**Task to carry out:** Find every line with the word "this" and give their count, nothing else.

Dataset items:

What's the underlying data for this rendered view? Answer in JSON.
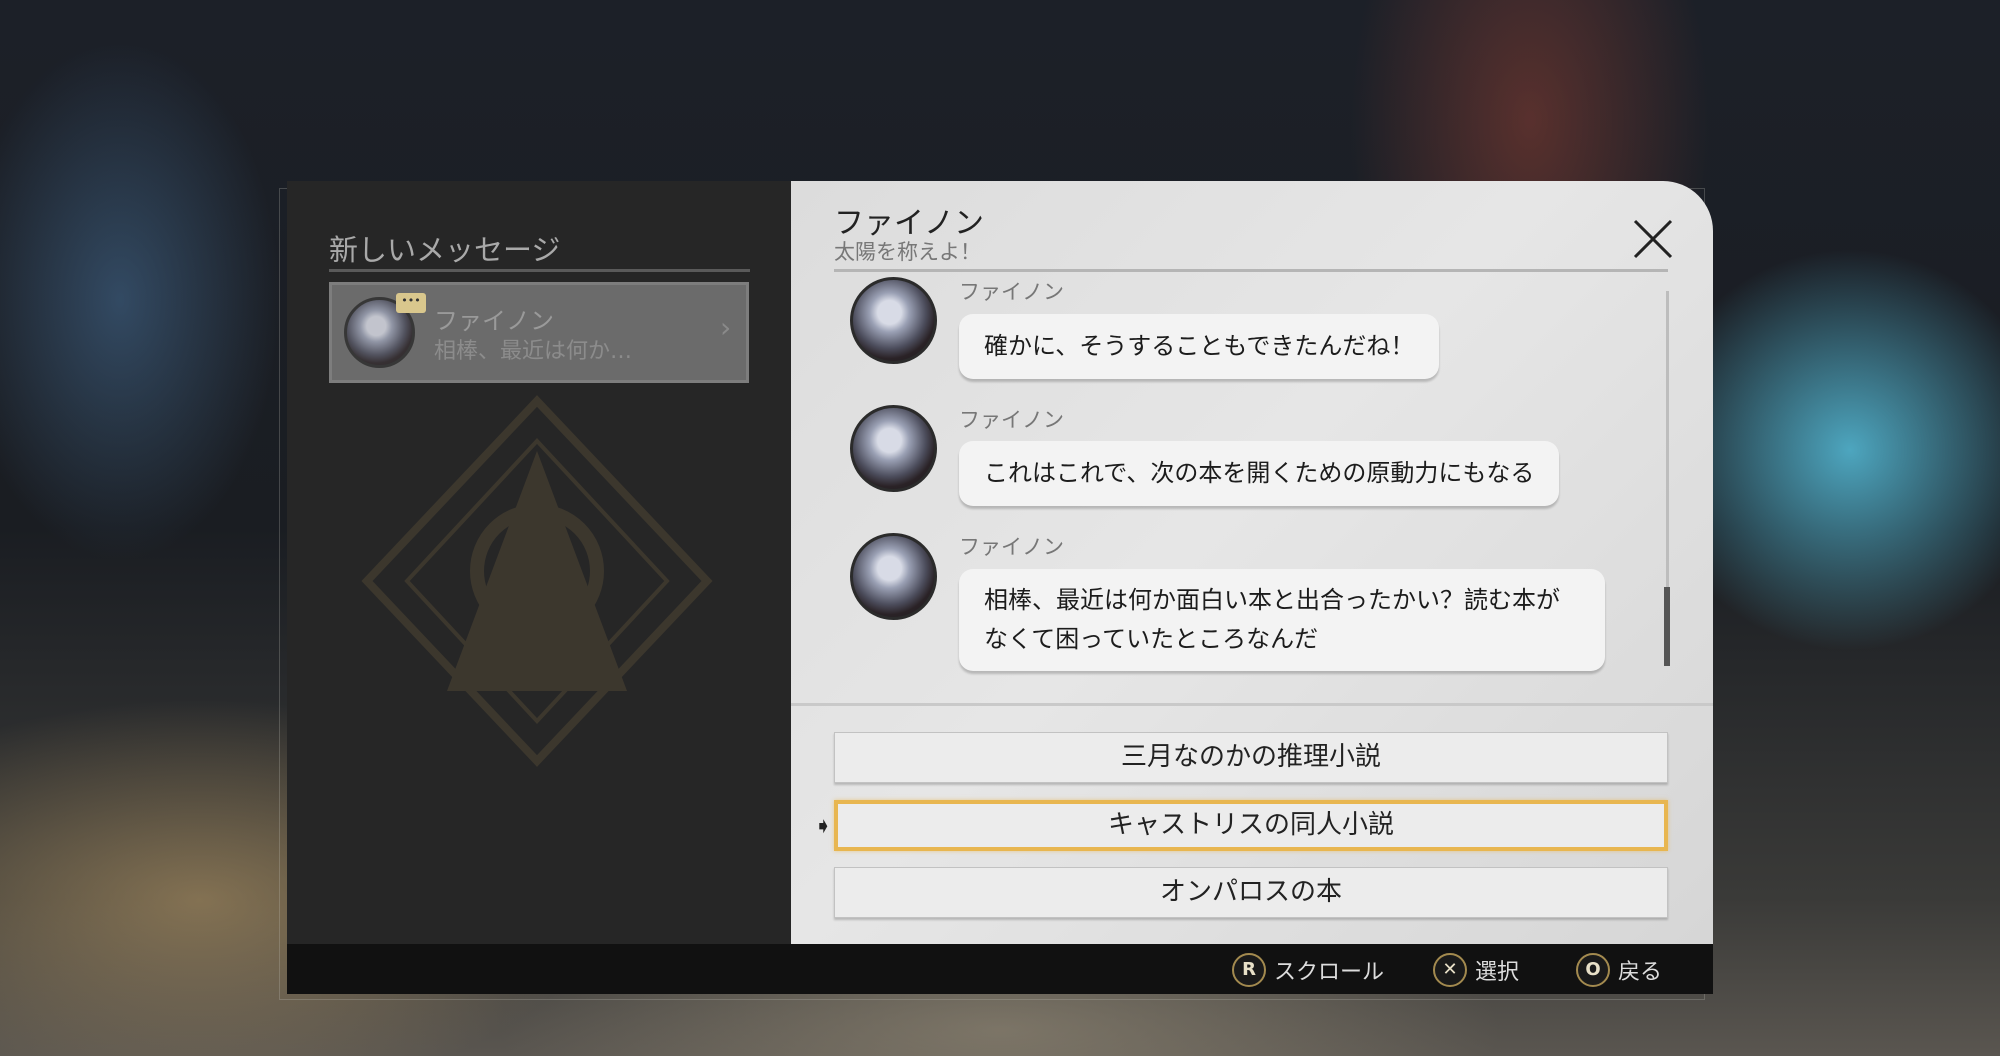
{
  "left": {
    "title": "新しいメッセージ",
    "item": {
      "name": "ファイノン",
      "preview": "相棒、最近は何か…",
      "badge": "•••"
    }
  },
  "chat": {
    "name": "ファイノン",
    "subtitle": "太陽を称えよ！",
    "messages": [
      {
        "sender": "ファイノン",
        "text": "確かに、そうすることもできたんだね！"
      },
      {
        "sender": "ファイノン",
        "text": "これはこれで、次の本を開くための原動力にもなる"
      },
      {
        "sender": "ファイノン",
        "text": "相棒、最近は何か面白い本と出合ったかい？読む本がなくて困っていたところなんだ"
      }
    ],
    "choices": [
      "三月なのかの推理小説",
      "キャストリスの同人小説",
      "オンパロスの本"
    ],
    "selected_choice": 1
  },
  "hints": [
    {
      "key": "R",
      "label": "スクロール"
    },
    {
      "key": "✕",
      "label": "選択"
    },
    {
      "key": "O",
      "label": "戻る"
    }
  ],
  "colors": {
    "accent": "#e8b650"
  }
}
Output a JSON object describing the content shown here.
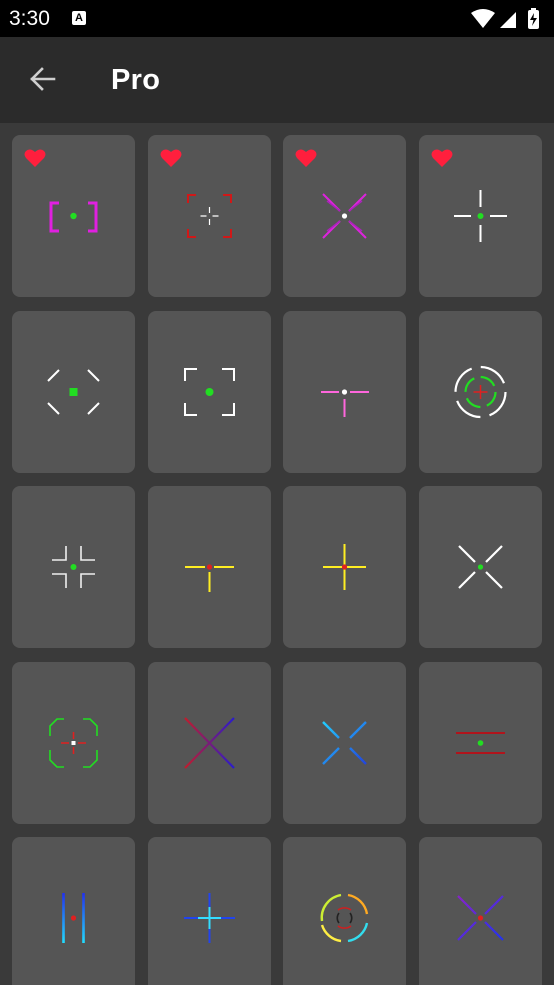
{
  "status_bar": {
    "time": "3:30",
    "notification_icon": "A",
    "icons": [
      "wifi-icon",
      "signal-icon",
      "battery-charging-icon"
    ]
  },
  "app_bar": {
    "title": "Pro",
    "back_icon": "arrow-left-icon"
  },
  "colors": {
    "background": "#3a3a3a",
    "card": "#555555",
    "app_bar": "#2b2b2b",
    "favorite": "#ff1f3d"
  },
  "crosshairs": [
    {
      "id": "brackets-magenta",
      "favorite": true
    },
    {
      "id": "corners-red",
      "favorite": true
    },
    {
      "id": "x-magenta",
      "favorite": true
    },
    {
      "id": "cross-white-green-dot",
      "favorite": true
    },
    {
      "id": "diagonal-corners-green-square",
      "favorite": false
    },
    {
      "id": "square-corners-green-dot",
      "favorite": false
    },
    {
      "id": "t-pink",
      "favorite": false
    },
    {
      "id": "circle-dashed-green-red",
      "favorite": false
    },
    {
      "id": "l-corners-white",
      "favorite": false
    },
    {
      "id": "t-yellow",
      "favorite": false
    },
    {
      "id": "cross-yellow-red",
      "favorite": false
    },
    {
      "id": "x-white-green-dot",
      "favorite": false
    },
    {
      "id": "octagon-green-red",
      "favorite": false
    },
    {
      "id": "x-gradient-red-blue",
      "favorite": false
    },
    {
      "id": "x-cyan-blue",
      "favorite": false
    },
    {
      "id": "lines-red-horizontal",
      "favorite": false
    },
    {
      "id": "bars-blue-cyan",
      "favorite": false
    },
    {
      "id": "cross-blue-cyan",
      "favorite": false
    },
    {
      "id": "circle-rainbow",
      "favorite": false
    },
    {
      "id": "x-purple-blue-red-dot",
      "favorite": false
    }
  ]
}
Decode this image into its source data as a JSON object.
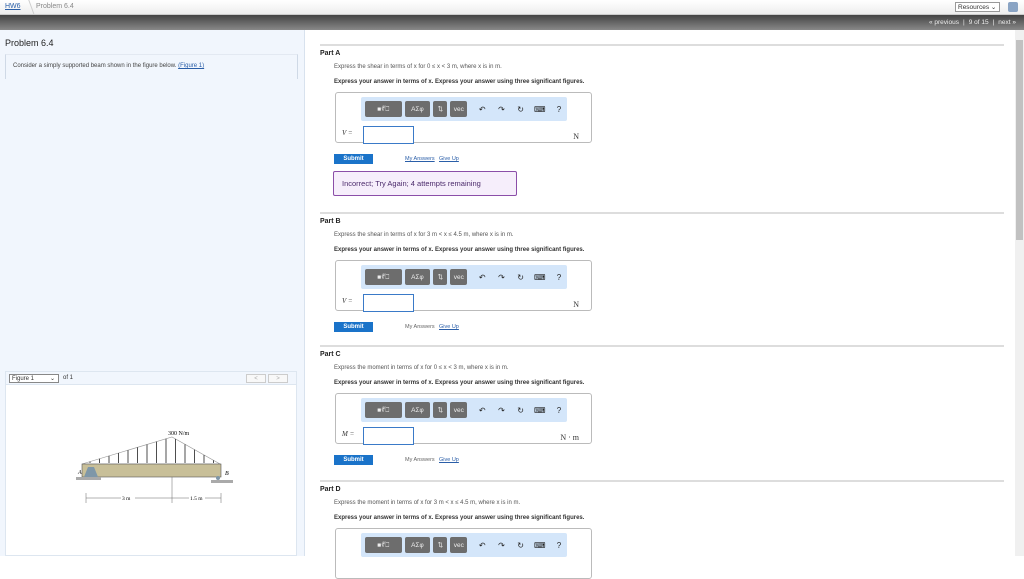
{
  "breadcrumb": {
    "home": "HW6",
    "current": "Problem 6.4"
  },
  "header": {
    "resources": "Resources",
    "previous": "« previous",
    "position": "9 of 15",
    "next": "next »"
  },
  "problem": {
    "title": "Problem 6.4",
    "intro": "Consider a simply supported beam shown in the figure below.",
    "figure_link": "(Figure 1)"
  },
  "figure": {
    "select": "Figure 1",
    "of": "of 1",
    "prev": "<",
    "next": ">",
    "load": "300 N/m",
    "label_a": "A",
    "label_b": "B",
    "dim1": "3 m",
    "dim2": "1.5 m"
  },
  "toolbar": {
    "templates": "■∜⎕",
    "greek": "ΑΣφ",
    "arrows": "⇅",
    "vec": "vec",
    "undo": "↶",
    "redo": "↷",
    "reset": "↻",
    "keyboard": "⌨",
    "help": "?"
  },
  "parts": [
    {
      "label": "Part A",
      "text": "Express the shear in terms of x for 0 ≤ x < 3 m, where x is in m.",
      "instructions": "Express your answer in terms of x. Express your answer using three significant figures.",
      "variable": "V =",
      "unit": "N",
      "submit": "Submit",
      "my_answers": "My Answers",
      "give_up": "Give Up",
      "feedback": "Incorrect; Try Again; 4 attempts remaining"
    },
    {
      "label": "Part B",
      "text": "Express the shear in terms of x for 3 m < x ≤ 4.5 m, where x is in m.",
      "instructions": "Express your answer in terms of x. Express your answer using three significant figures.",
      "variable": "V =",
      "unit": "N",
      "submit": "Submit",
      "my_answers": "My Answers",
      "give_up": "Give Up"
    },
    {
      "label": "Part C",
      "text": "Express the moment in terms of x for 0 ≤ x < 3 m, where x is in m.",
      "instructions": "Express your answer in terms of x. Express your answer using three significant figures.",
      "variable": "M =",
      "unit": "N · m",
      "submit": "Submit",
      "my_answers": "My Answers",
      "give_up": "Give Up"
    },
    {
      "label": "Part D",
      "text": "Express the moment in terms of x for 3 m < x ≤ 4.5 m, where x is in m.",
      "instructions": "Express your answer in terms of x. Express your answer using three significant figures."
    }
  ]
}
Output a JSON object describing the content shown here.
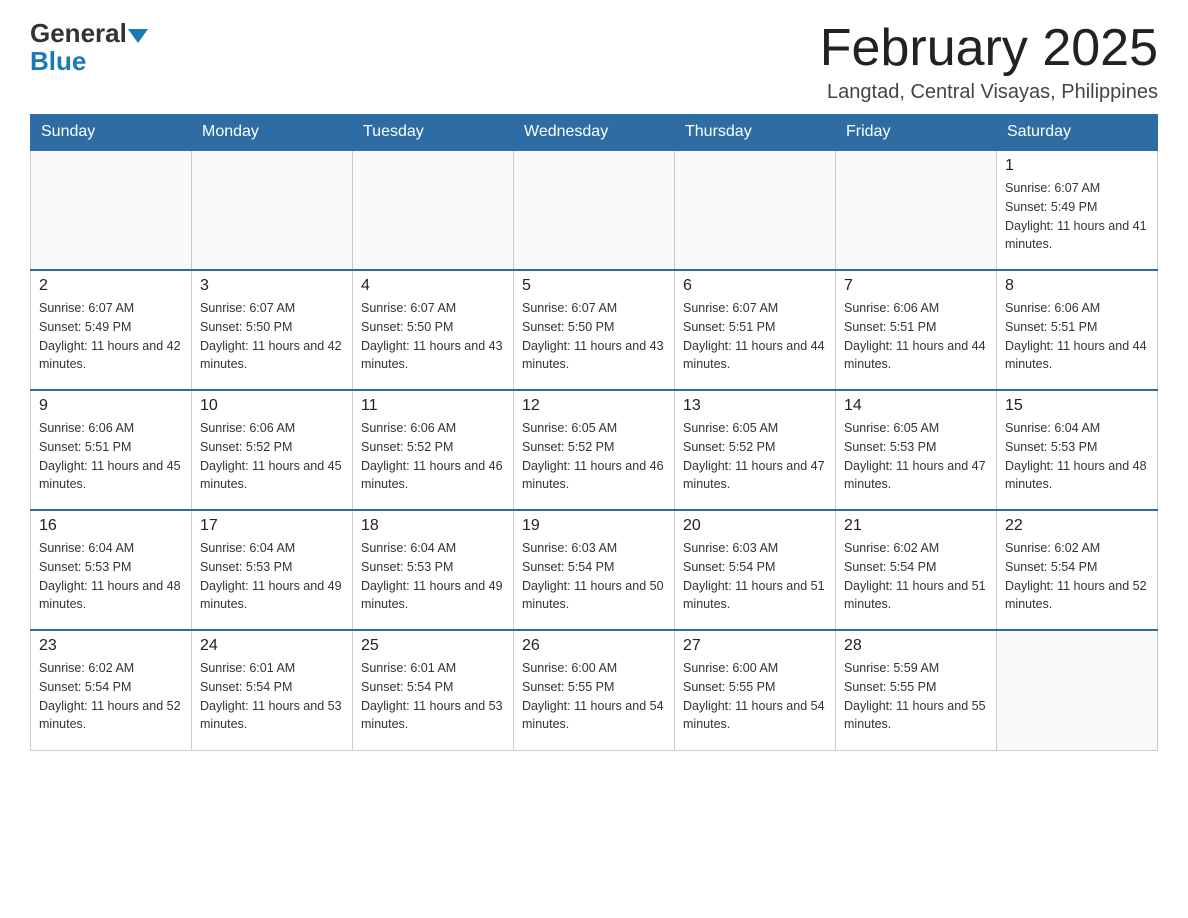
{
  "logo": {
    "general": "General",
    "blue": "Blue"
  },
  "header": {
    "month_title": "February 2025",
    "location": "Langtad, Central Visayas, Philippines"
  },
  "weekdays": [
    "Sunday",
    "Monday",
    "Tuesday",
    "Wednesday",
    "Thursday",
    "Friday",
    "Saturday"
  ],
  "weeks": [
    [
      {
        "day": "",
        "sunrise": "",
        "sunset": "",
        "daylight": ""
      },
      {
        "day": "",
        "sunrise": "",
        "sunset": "",
        "daylight": ""
      },
      {
        "day": "",
        "sunrise": "",
        "sunset": "",
        "daylight": ""
      },
      {
        "day": "",
        "sunrise": "",
        "sunset": "",
        "daylight": ""
      },
      {
        "day": "",
        "sunrise": "",
        "sunset": "",
        "daylight": ""
      },
      {
        "day": "",
        "sunrise": "",
        "sunset": "",
        "daylight": ""
      },
      {
        "day": "1",
        "sunrise": "Sunrise: 6:07 AM",
        "sunset": "Sunset: 5:49 PM",
        "daylight": "Daylight: 11 hours and 41 minutes."
      }
    ],
    [
      {
        "day": "2",
        "sunrise": "Sunrise: 6:07 AM",
        "sunset": "Sunset: 5:49 PM",
        "daylight": "Daylight: 11 hours and 42 minutes."
      },
      {
        "day": "3",
        "sunrise": "Sunrise: 6:07 AM",
        "sunset": "Sunset: 5:50 PM",
        "daylight": "Daylight: 11 hours and 42 minutes."
      },
      {
        "day": "4",
        "sunrise": "Sunrise: 6:07 AM",
        "sunset": "Sunset: 5:50 PM",
        "daylight": "Daylight: 11 hours and 43 minutes."
      },
      {
        "day": "5",
        "sunrise": "Sunrise: 6:07 AM",
        "sunset": "Sunset: 5:50 PM",
        "daylight": "Daylight: 11 hours and 43 minutes."
      },
      {
        "day": "6",
        "sunrise": "Sunrise: 6:07 AM",
        "sunset": "Sunset: 5:51 PM",
        "daylight": "Daylight: 11 hours and 44 minutes."
      },
      {
        "day": "7",
        "sunrise": "Sunrise: 6:06 AM",
        "sunset": "Sunset: 5:51 PM",
        "daylight": "Daylight: 11 hours and 44 minutes."
      },
      {
        "day": "8",
        "sunrise": "Sunrise: 6:06 AM",
        "sunset": "Sunset: 5:51 PM",
        "daylight": "Daylight: 11 hours and 44 minutes."
      }
    ],
    [
      {
        "day": "9",
        "sunrise": "Sunrise: 6:06 AM",
        "sunset": "Sunset: 5:51 PM",
        "daylight": "Daylight: 11 hours and 45 minutes."
      },
      {
        "day": "10",
        "sunrise": "Sunrise: 6:06 AM",
        "sunset": "Sunset: 5:52 PM",
        "daylight": "Daylight: 11 hours and 45 minutes."
      },
      {
        "day": "11",
        "sunrise": "Sunrise: 6:06 AM",
        "sunset": "Sunset: 5:52 PM",
        "daylight": "Daylight: 11 hours and 46 minutes."
      },
      {
        "day": "12",
        "sunrise": "Sunrise: 6:05 AM",
        "sunset": "Sunset: 5:52 PM",
        "daylight": "Daylight: 11 hours and 46 minutes."
      },
      {
        "day": "13",
        "sunrise": "Sunrise: 6:05 AM",
        "sunset": "Sunset: 5:52 PM",
        "daylight": "Daylight: 11 hours and 47 minutes."
      },
      {
        "day": "14",
        "sunrise": "Sunrise: 6:05 AM",
        "sunset": "Sunset: 5:53 PM",
        "daylight": "Daylight: 11 hours and 47 minutes."
      },
      {
        "day": "15",
        "sunrise": "Sunrise: 6:04 AM",
        "sunset": "Sunset: 5:53 PM",
        "daylight": "Daylight: 11 hours and 48 minutes."
      }
    ],
    [
      {
        "day": "16",
        "sunrise": "Sunrise: 6:04 AM",
        "sunset": "Sunset: 5:53 PM",
        "daylight": "Daylight: 11 hours and 48 minutes."
      },
      {
        "day": "17",
        "sunrise": "Sunrise: 6:04 AM",
        "sunset": "Sunset: 5:53 PM",
        "daylight": "Daylight: 11 hours and 49 minutes."
      },
      {
        "day": "18",
        "sunrise": "Sunrise: 6:04 AM",
        "sunset": "Sunset: 5:53 PM",
        "daylight": "Daylight: 11 hours and 49 minutes."
      },
      {
        "day": "19",
        "sunrise": "Sunrise: 6:03 AM",
        "sunset": "Sunset: 5:54 PM",
        "daylight": "Daylight: 11 hours and 50 minutes."
      },
      {
        "day": "20",
        "sunrise": "Sunrise: 6:03 AM",
        "sunset": "Sunset: 5:54 PM",
        "daylight": "Daylight: 11 hours and 51 minutes."
      },
      {
        "day": "21",
        "sunrise": "Sunrise: 6:02 AM",
        "sunset": "Sunset: 5:54 PM",
        "daylight": "Daylight: 11 hours and 51 minutes."
      },
      {
        "day": "22",
        "sunrise": "Sunrise: 6:02 AM",
        "sunset": "Sunset: 5:54 PM",
        "daylight": "Daylight: 11 hours and 52 minutes."
      }
    ],
    [
      {
        "day": "23",
        "sunrise": "Sunrise: 6:02 AM",
        "sunset": "Sunset: 5:54 PM",
        "daylight": "Daylight: 11 hours and 52 minutes."
      },
      {
        "day": "24",
        "sunrise": "Sunrise: 6:01 AM",
        "sunset": "Sunset: 5:54 PM",
        "daylight": "Daylight: 11 hours and 53 minutes."
      },
      {
        "day": "25",
        "sunrise": "Sunrise: 6:01 AM",
        "sunset": "Sunset: 5:54 PM",
        "daylight": "Daylight: 11 hours and 53 minutes."
      },
      {
        "day": "26",
        "sunrise": "Sunrise: 6:00 AM",
        "sunset": "Sunset: 5:55 PM",
        "daylight": "Daylight: 11 hours and 54 minutes."
      },
      {
        "day": "27",
        "sunrise": "Sunrise: 6:00 AM",
        "sunset": "Sunset: 5:55 PM",
        "daylight": "Daylight: 11 hours and 54 minutes."
      },
      {
        "day": "28",
        "sunrise": "Sunrise: 5:59 AM",
        "sunset": "Sunset: 5:55 PM",
        "daylight": "Daylight: 11 hours and 55 minutes."
      },
      {
        "day": "",
        "sunrise": "",
        "sunset": "",
        "daylight": ""
      }
    ]
  ]
}
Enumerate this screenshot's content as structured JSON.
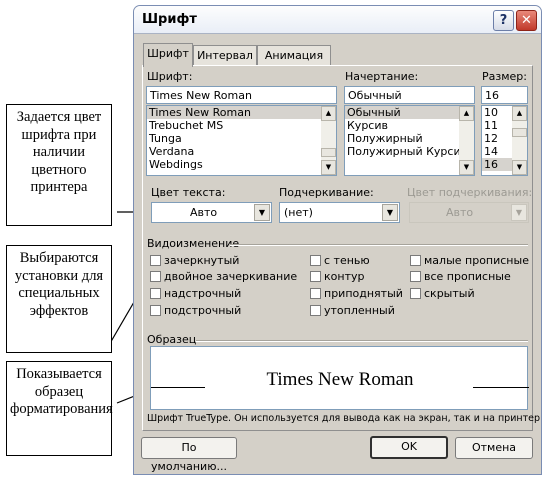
{
  "callouts": {
    "color": "Задается цвет шрифта при наличии цветного принтера",
    "effects": "Выбираются установки для специальных эффектов",
    "sample": "Показывается образец форматирования"
  },
  "dialog": {
    "title": "Шрифт",
    "help_icon": "?",
    "close_icon": "✕",
    "tabs": [
      "Шрифт",
      "Интервал",
      "Анимация"
    ],
    "font": {
      "label": "Шрифт:",
      "value": "Times New Roman",
      "items": [
        "Times New Roman",
        "Trebuchet MS",
        "Tunga",
        "Verdana",
        "Webdings"
      ]
    },
    "style": {
      "label": "Начертание:",
      "value": "Обычный",
      "items": [
        "Обычный",
        "Курсив",
        "Полужирный",
        "Полужирный Курсив"
      ]
    },
    "size": {
      "label": "Размер:",
      "value": "16",
      "items": [
        "10",
        "11",
        "12",
        "14",
        "16"
      ]
    },
    "text_color": {
      "label": "Цвет текста:",
      "value": "Авто"
    },
    "underline": {
      "label": "Подчеркивание:",
      "value": "(нет)"
    },
    "underline_color": {
      "label": "Цвет подчеркивания:",
      "value": "Авто"
    },
    "effects": {
      "label": "Видоизменение",
      "items": [
        {
          "label": "зачеркнутый",
          "checked": false
        },
        {
          "label": "двойное зачеркивание",
          "checked": false
        },
        {
          "label": "надстрочный",
          "checked": false
        },
        {
          "label": "подстрочный",
          "checked": false
        },
        {
          "label": "с тенью",
          "checked": false
        },
        {
          "label": "контур",
          "checked": false
        },
        {
          "label": "приподнятый",
          "checked": false
        },
        {
          "label": "утопленный",
          "checked": false
        },
        {
          "label": "малые прописные",
          "checked": false
        },
        {
          "label": "все прописные",
          "checked": false
        },
        {
          "label": "скрытый",
          "checked": false
        }
      ]
    },
    "sample": {
      "label": "Образец",
      "text": "Times New Roman",
      "note": "Шрифт TrueType. Он используется для вывода как на экран, так и на принтер."
    },
    "buttons": {
      "default": "По умолчанию...",
      "ok": "OK",
      "cancel": "Отмена"
    },
    "colors": {
      "face": "#d4d0c8",
      "field_border": "#7f9db9",
      "selected_item": "#d6d3ce"
    }
  }
}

**Exercise response:** 3